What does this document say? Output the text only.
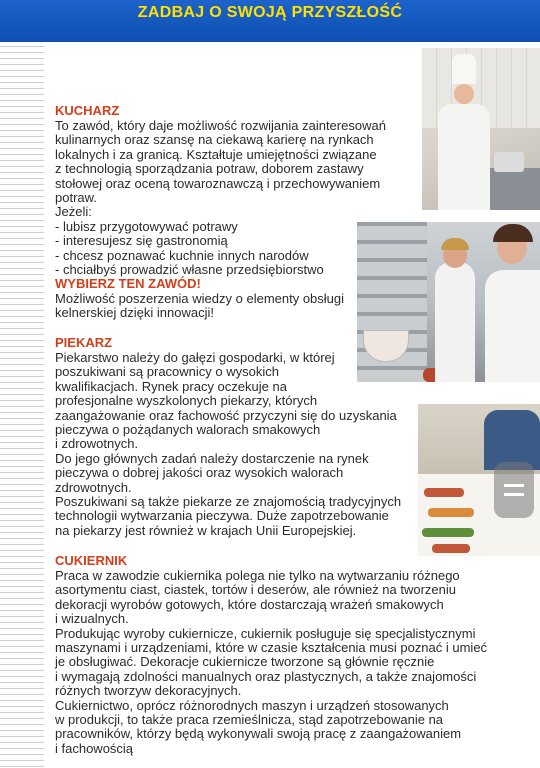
ZADBAJ O SWOJĄ PRZYSZŁOŚĆ
KUCHARZ
To zawód, który daje możliwość rozwijania zainteresowań
kulinarnych oraz szansę na ciekawą karierę na rynkach
lokalnych i za granicą. Kształtuje umiejętności związane
z technologią sporządzania potraw, doborem zastawy
stołowej oraz oceną towaroznawczą i przechowywaniem
potraw.
Jeżeli:
- lubisz przygotowywać potrawy
- interesujesz się gastronomią
- chcesz poznawać kuchnie innych narodów
- chciałbyś prowadzić własne przedsiębiorstwo
WYBIERZ TEN ZAWÓD!
Możliwość poszerzenia wiedzy o elementy obsługi
kelnerskiej dzięki innowacji!
PIEKARZ
Piekarstwo należy do gałęzi gospodarki, w której
poszukiwani są pracownicy o wysokich
kwalifikacjach. Rynek pracy oczekuje na
profesjonalne wyszkolonych piekarzy, których
zaangażowanie oraz fachowość przyczyni się do uzyskania
pieczywa o pożądanych walorach smakowych
i zdrowotnych.
Do jego głównych zadań należy dostarczenie na rynek
pieczywa o dobrej jakości oraz wysokich walorach
zdrowotnych.
Poszukiwani są także piekarze ze znajomością tradycyjnych
technologii wytwarzania pieczywa. Duże zapotrzebowanie
na piekarzy jest również w krajach Unii Europejskiej.
CUKIERNIK
Praca w zawodzie cukiernika polega nie tylko na wytwarzaniu różnego
asortymentu ciast, ciastek, tortów i deserów, ale również na tworzeniu
dekoracji wyrobów gotowych, które dostarczają wrażeń smakowych
i wizualnych.
Produkując wyroby cukiernicze, cukiernik posługuje się specjalistycznymi
maszynami i urządzeniami, które w czasie kształcenia musi poznać i umieć
je obsługiwać. Dekoracje cukiernicze tworzone są głównie ręcznie
i wymagają zdolności manualnych oraz plastycznych, a także znajomości
różnych tworzyw dekoracyjnych.
Cukiernictwo, oprócz różnorodnych maszyn i urządzeń stosowanych
w produkcji, to także praca rzemieślnicza, stąd zapotrzebowanie na
pracowników, którzy będą wykonywali swoją pracę z zaangażowaniem
i fachowością
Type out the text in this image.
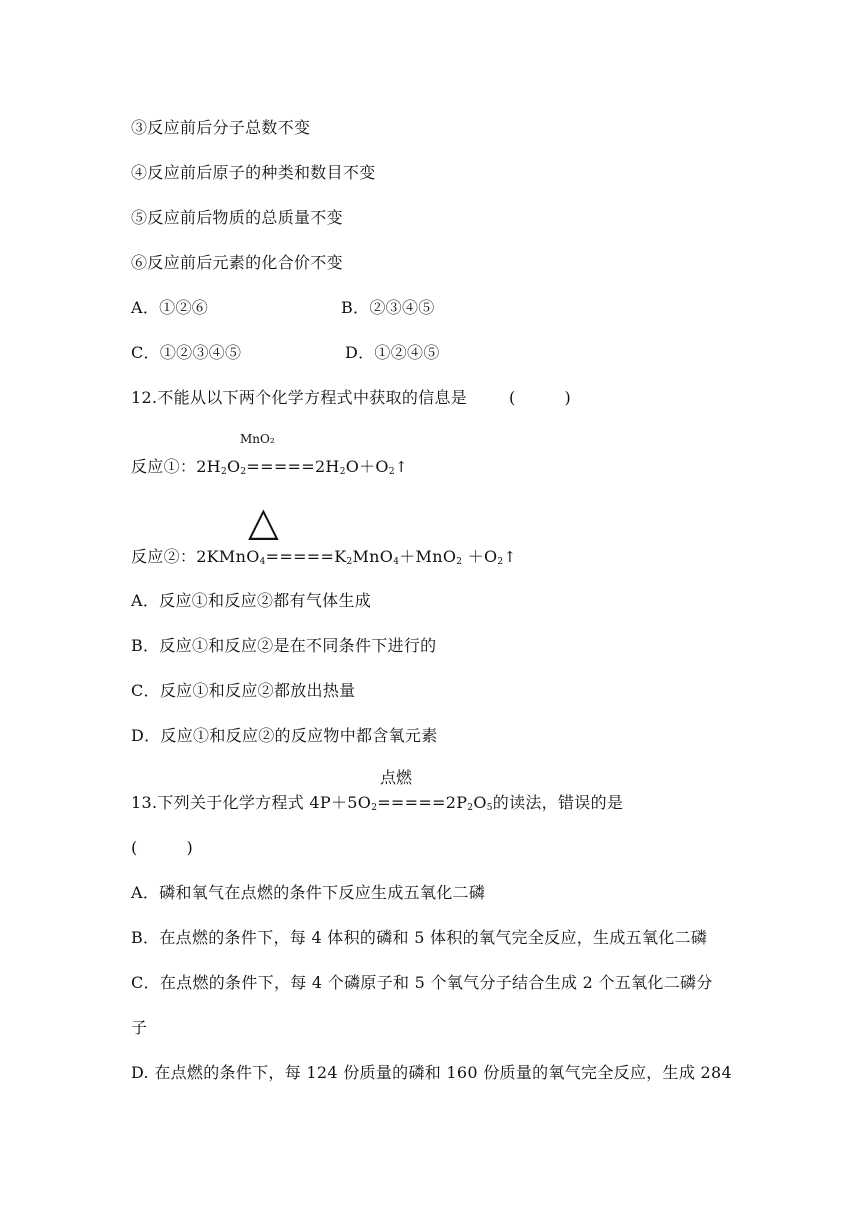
③反应前后分子总数不变
④反应前后原子的种类和数目不变
⑤反应前后物质的总质量不变
⑥反应前后元素的化合价不变
A．①②⑥	B．②③④⑤
C．①②③④⑤	D．①②④⑤
12.不能从以下两个化学方程式中获取的信息是	(　　　)
MnO₂
反应①：$2H_2O_2=====2H_2O+O_2↑$
△
反应②：$2KMnO_4=====K_2MnO_4+MnO_2$ $+O_2↑$
A．反应①和反应②都有气体生成
B．反应①和反应②是在不同条件下进行的
C．反应①和反应②都放出热量
D．反应①和反应②的反应物中都含氧元素
点燃
13.下列关于化学方程式 $4P+5O_2=====2P_2O_5$的读法，错误的是
(　　　)
A．磷和氧气在点燃的条件下反应生成五氧化二磷
B．在点燃的条件下，每 4 体积的磷和 5 体积的氧气完全反应，生成五氧化二磷
C．在点燃的条件下，每 4 个磷原子和 5 个氧气分子结合生成 2 个五氧化二磷分
子
D. 在点燃的条件下，每 124 份质量的磷和 160 份质量的氧气完全反应，生成 284
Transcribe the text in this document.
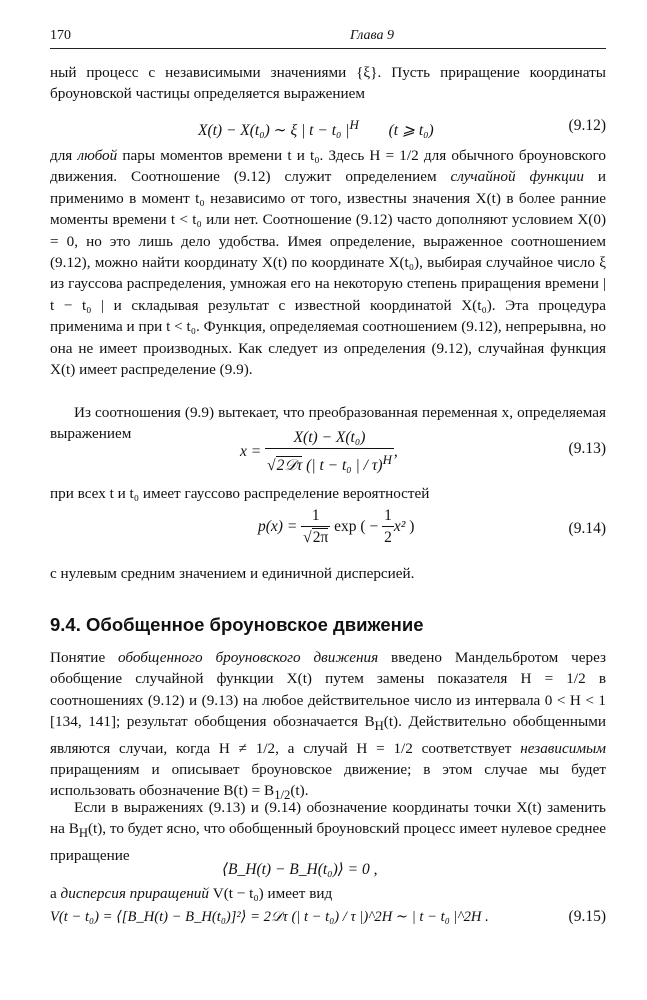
170	Глава 9

ный процесс с независимыми значениями {ξ}. Пусть приращение координаты броуновской частицы определяется выражением

X(t) − X(t₀) ∼ ξ | t − t₀ $|^H$ (t ⩾ t₀)	(9.12)

для любой пары моментов времени t и t₀. Здесь H = 1/2 для обычного броуновского движения. Соотношение (9.12) служит определением случайной функции и применимо в момент t₀ независимо от того, известны значения X(t) в более ранние моменты времени t < t₀ или нет. Соотношение (9.12) часто дополняют условием X(0) = 0, но это лишь дело удобства. Имея определение, выраженное соотношением (9.12), можно найти координату X(t) по координате X(t₀), выбирая случайное число ξ из гауссова распределения, умножая его на некоторую степень приращения времени | t − t₀ | и складывая результат с известной координатой X(t₀). Эта процедура применима и при t < t₀. Функция, определяемая соотношением (9.12), непрерывна, но она не имеет производных. Как следует из определения (9.12), случайная функция X(t) имеет распределение (9.9).

Из соотношения (9.9) вытекает, что преобразованная переменная x, определяемая выражением

$x = \frac{\text{X(t) − X(t₀)}}{√2𝒟\tau (| t - t_0 | / \tau)^H}$ ,	(9.13)

при всех t и t₀ имеет гауссово распределение вероятностей

$p(x) = \frac{1}{√2\pi}$ exp ( − $\frac{1}{2} x^2$ )	(9.14)

с нулевым средним значением и единичной дисперсией.

9.4. Обобщенное броуновское движение

Понятие обобщенного броуновского движения введено Мандельбротом через обобщение случайной функции X(t) путем замены показателя H = 1/2 в соотношениях (9.12) и (9.13) на любое действительное число из интервала 0 < H < 1 [134, 141]; результат обобщения обозначается $B_H(t)$. Действительно обобщенными являются случаи, когда H ≠ 1/2, а случай H = 1/2 соответствует независимым приращениям и описывает броуновское движение; в этом случае мы будет использовать обозначение $B(t) = B_{1/2}(t)$.

Если в выражениях (9.13) и (9.14) обозначение координаты точки X(t) заменить на $B_H(t)$, то будет ясно, что обобщенный броуновский процесс имеет нулевое среднее приращение

⟨B_H(t) − B_H(t₀)⟩ = 0 ,

а дисперсия приращений V(t − t₀) имеет вид

V(t − t₀) = ⟨[B_H(t) − B_H(t₀)]²⟩ = 2𝒟τ (| t − t₀) / τ |)^2H ∼ | t − t₀ |^2H .	(9.15)
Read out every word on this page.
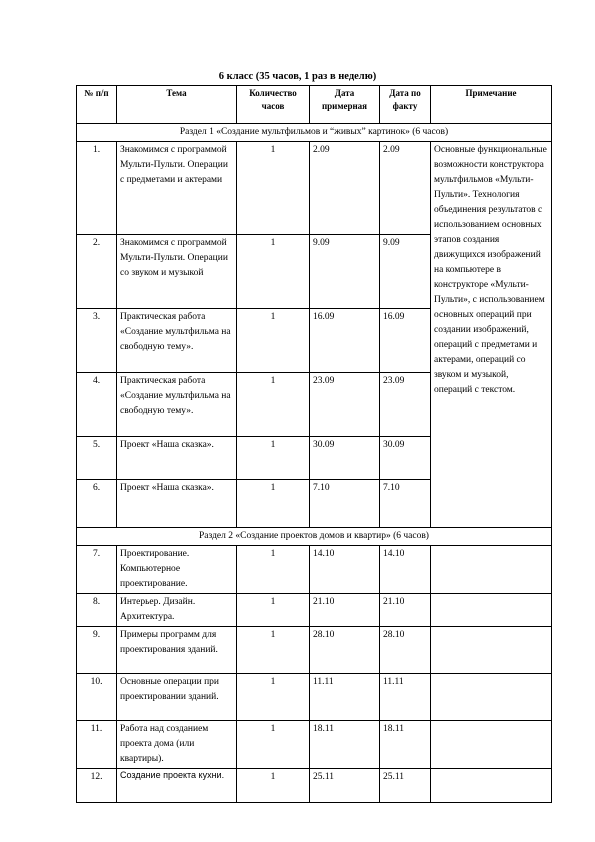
6 класс (35 часов, 1 раз в неделю)
№ п/п	Тема	Количество часов	Дата примерная	Дата по факту	Примечание
Раздел 1 «Создание мультфильмов и “живых” картинок» (6 часов)					
1.	Знакомимся с программой Мульти-Пульти. Операции с предметами и актерами	1	2.09	2.09	Основные функциональные возможности конструктора мультфильмов «Мульти-Пульти». Технология объединения результатов с использованием основных этапов создания движущихся изображений на компьютере в конструкторе «Мульти- Пульти», с использованием основных операций при создании изображений, операций с предметами и актерами, операций со звуком и музыкой, операций с текстом.
2.	Знакомимся с программой Мульти-Пульти. Операции со звуком и музыкой	1	9.09	9.09	
3.	Практическая работа «Создание мультфильма на свободную тему».	1	16.09	16.09	
4.	Практическая работа «Создание мультфильма на свободную тему».	1	23.09	23.09	
5.	Проект «Наша сказка».	1	30.09	30.09	
6.	Проект «Наша сказка».	1	7.10	7.10	
Раздел 2 «Создание проектов домов и квартир» (6 часов)					
7.	Проектирование. Компьютерное проектирование.	1	14.10	14.10	
8.	Интерьер. Дизайн. Архитектура.	1	21.10	21.10	
9.	Примеры программ для проектирования зданий.	1	28.10	28.10	
10.	Основные операции при проектировании зданий.	1	11.11	11.11	
11.	Работа над созданием проекта дома (или квартиры).	1	18.11	18.11	
12.	Создание проекта кухни.	1	25.11	25.11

▸ **PROBLEM TO SOLVE**
Each record above is to be restated exactly, with its pictures removed from the copy.

▸ **SOLUTION BELOW**
What does this document say? Output the text only.
ZADBAJ O SWOJĄ PRZYSZŁOŚĆ
KUCHARZ
To zawód, który daje możliwość rozwijania zainteresowań
kulinarnych oraz szansę na ciekawą karierę na rynkach
lokalnych i za granicą. Kształtuje umiejętności związane
z technologią sporządzania potraw, doborem zastawy
stołowej oraz oceną towaroznawczą i przechowywaniem
potraw.
Jeżeli:
- lubisz przygotowywać potrawy
- interesujesz się gastronomią
- chcesz poznawać kuchnie innych narodów
- chciałbyś prowadzić własne przedsiębiorstwo
WYBIERZ TEN ZAWÓD!
Możliwość poszerzenia wiedzy o elementy obsługi
kelnerskiej dzięki innowacji!
PIEKARZ
Piekarstwo należy do gałęzi gospodarki, w której
poszukiwani są pracownicy o wysokich
kwalifikacjach. Rynek pracy oczekuje na
profesjonalne wyszkolonych piekarzy, których
zaangażowanie oraz fachowość przyczyni się do uzyskania
pieczywa o pożądanych walorach smakowych
i zdrowotnych.
Do jego głównych zadań należy dostarczenie na rynek
pieczywa o dobrej jakości oraz wysokich walorach
zdrowotnych.
Poszukiwani są także piekarze ze znajomością tradycyjnych
technologii wytwarzania pieczywa. Duże zapotrzebowanie
na piekarzy jest również w krajach Unii Europejskiej.
CUKIERNIK
Praca w zawodzie cukiernika polega nie tylko na wytwarzaniu różnego
asortymentu ciast, ciastek, tortów i deserów, ale również na tworzeniu
dekoracji wyrobów gotowych, które dostarczają wrażeń smakowych
i wizualnych.
Produkując wyroby cukiernicze, cukiernik posługuje się specjalistycznymi
maszynami i urządzeniami, które w czasie kształcenia musi poznać i umieć
je obsługiwać. Dekoracje cukiernicze tworzone są głównie ręcznie
i wymagają zdolności manualnych oraz plastycznych, a także znajomości
różnych tworzyw dekoracyjnych.
Cukiernictwo, oprócz różnorodnych maszyn i urządzeń stosowanych
w produkcji, to także praca rzemieślnicza, stąd zapotrzebowanie na
pracowników, którzy będą wykonywali swoją pracę z zaangażowaniem
i fachowością
Type out the text in this image.
③反应前后分子总数不变
④反应前后原子的种类和数目不变
⑤反应前后物质的总质量不变
⑥反应前后元素的化合价不变
A．①②⑥	B．②③④⑤
C．①②③④⑤	D．①②④⑤
12.不能从以下两个化学方程式中获取的信息是	(　　　)
MnO₂
反应①：$2H_2O_2=====2H_2O+O_2↑$
△
反应②：$2KMnO_4=====K_2MnO_4+MnO_2$ $+O_2↑$
A．反应①和反应②都有气体生成
B．反应①和反应②是在不同条件下进行的
C．反应①和反应②都放出热量
D．反应①和反应②的反应物中都含氧元素
点燃
13.下列关于化学方程式 $4P+5O_2=====2P_2O_5$的读法，错误的是
(　　　)
A．磷和氧气在点燃的条件下反应生成五氧化二磷
B．在点燃的条件下，每 4 体积的磷和 5 体积的氧气完全反应，生成五氧化二磷
C．在点燃的条件下，每 4 个磷原子和 5 个氧气分子结合生成 2 个五氧化二磷分
子
D. 在点燃的条件下，每 124 份质量的磷和 160 份质量的氧气完全反应，生成 284
Transcribe the text in this document.
170	Глава 9

ный процесс с независимыми значениями {ξ}. Пусть приращение координаты броуновской частицы определяется выражением

X(t) − X(t₀) ∼ ξ | t − t₀ $|^H$ (t ⩾ t₀)	(9.12)

для любой пары моментов времени t и t₀. Здесь H = 1/2 для обычного броуновского движения. Соотношение (9.12) служит определением случайной функции и применимо в момент t₀ независимо от того, известны значения X(t) в более ранние моменты времени t < t₀ или нет. Соотношение (9.12) часто дополняют условием X(0) = 0, но это лишь дело удобства. Имея определение, выраженное соотношением (9.12), можно найти координату X(t) по координате X(t₀), выбирая случайное число ξ из гауссова распределения, умножая его на некоторую степень приращения времени | t − t₀ | и складывая результат с известной координатой X(t₀). Эта процедура применима и при t < t₀. Функция, определяемая соотношением (9.12), непрерывна, но она не имеет производных. Как следует из определения (9.12), случайная функция X(t) имеет распределение (9.9).

Из соотношения (9.9) вытекает, что преобразованная переменная x, определяемая выражением

$x = \frac{\text{X(t) − X(t₀)}}{√2𝒟\tau (| t - t_0 | / \tau)^H}$ ,	(9.13)

при всех t и t₀ имеет гауссово распределение вероятностей

$p(x) = \frac{1}{√2\pi}$ exp ( − $\frac{1}{2} x^2$ )	(9.14)

с нулевым средним значением и единичной дисперсией.

9.4. Обобщенное броуновское движение

Понятие обобщенного броуновского движения введено Мандельбротом через обобщение случайной функции X(t) путем замены показателя H = 1/2 в соотношениях (9.12) и (9.13) на любое действительное число из интервала 0 < H < 1 [134, 141]; результат обобщения обозначается $B_H(t)$. Действительно обобщенными являются случаи, когда H ≠ 1/2, а случай H = 1/2 соответствует независимым приращениям и описывает броуновское движение; в этом случае мы будет использовать обозначение $B(t) = B_{1/2}(t)$.

Если в выражениях (9.13) и (9.14) обозначение координаты точки X(t) заменить на $B_H(t)$, то будет ясно, что обобщенный броуновский процесс имеет нулевое среднее приращение

⟨B_H(t) − B_H(t₀)⟩ = 0 ,

а дисперсия приращений V(t − t₀) имеет вид

V(t − t₀) = ⟨[B_H(t) − B_H(t₀)]²⟩ = 2𝒟τ (| t − t₀) / τ |)^2H ∼ | t − t₀ |^2H .	(9.15)
Read out every word on this page.
6 класс (35 часов, 1 раз в неделю)
№ п/п	Тема	Количество часов	Дата примерная	Дата по факту	Примечание
Раздел 1 «Создание мультфильмов и “живых” картинок» (6 часов)					
1.	Знакомимся с программой Мульти-Пульти. Операции с предметами и актерами	1	2.09	2.09	Основные функциональные возможности конструктора мультфильмов «Мульти-Пульти». Технология объединения результатов с использованием основных этапов создания движущихся изображений на компьютере в конструкторе «Мульти- Пульти», с использованием основных операций при создании изображений, операций с предметами и актерами, операций со звуком и музыкой, операций с текстом.
2.	Знакомимся с программой Мульти-Пульти. Операции со звуком и музыкой	1	9.09	9.09	
3.	Практическая работа «Создание мультфильма на свободную тему».	1	16.09	16.09	
4.	Практическая работа «Создание мультфильма на свободную тему».	1	23.09	23.09	
5.	Проект «Наша сказка».	1	30.09	30.09	
6.	Проект «Наша сказка».	1	7.10	7.10	
Раздел 2 «Создание проектов домов и квартир» (6 часов)					
7.	Проектирование. Компьютерное проектирование.	1	14.10	14.10	
8.	Интерьер. Дизайн. Архитектура.	1	21.10	21.10	
9.	Примеры программ для проектирования зданий.	1	28.10	28.10	
10.	Основные операции при проектировании зданий.	1	11.11	11.11	
11.	Работа над созданием проекта дома (или квартиры).	1	18.11	18.11	
12.	Создание проекта кухни.	1	25.11	25.11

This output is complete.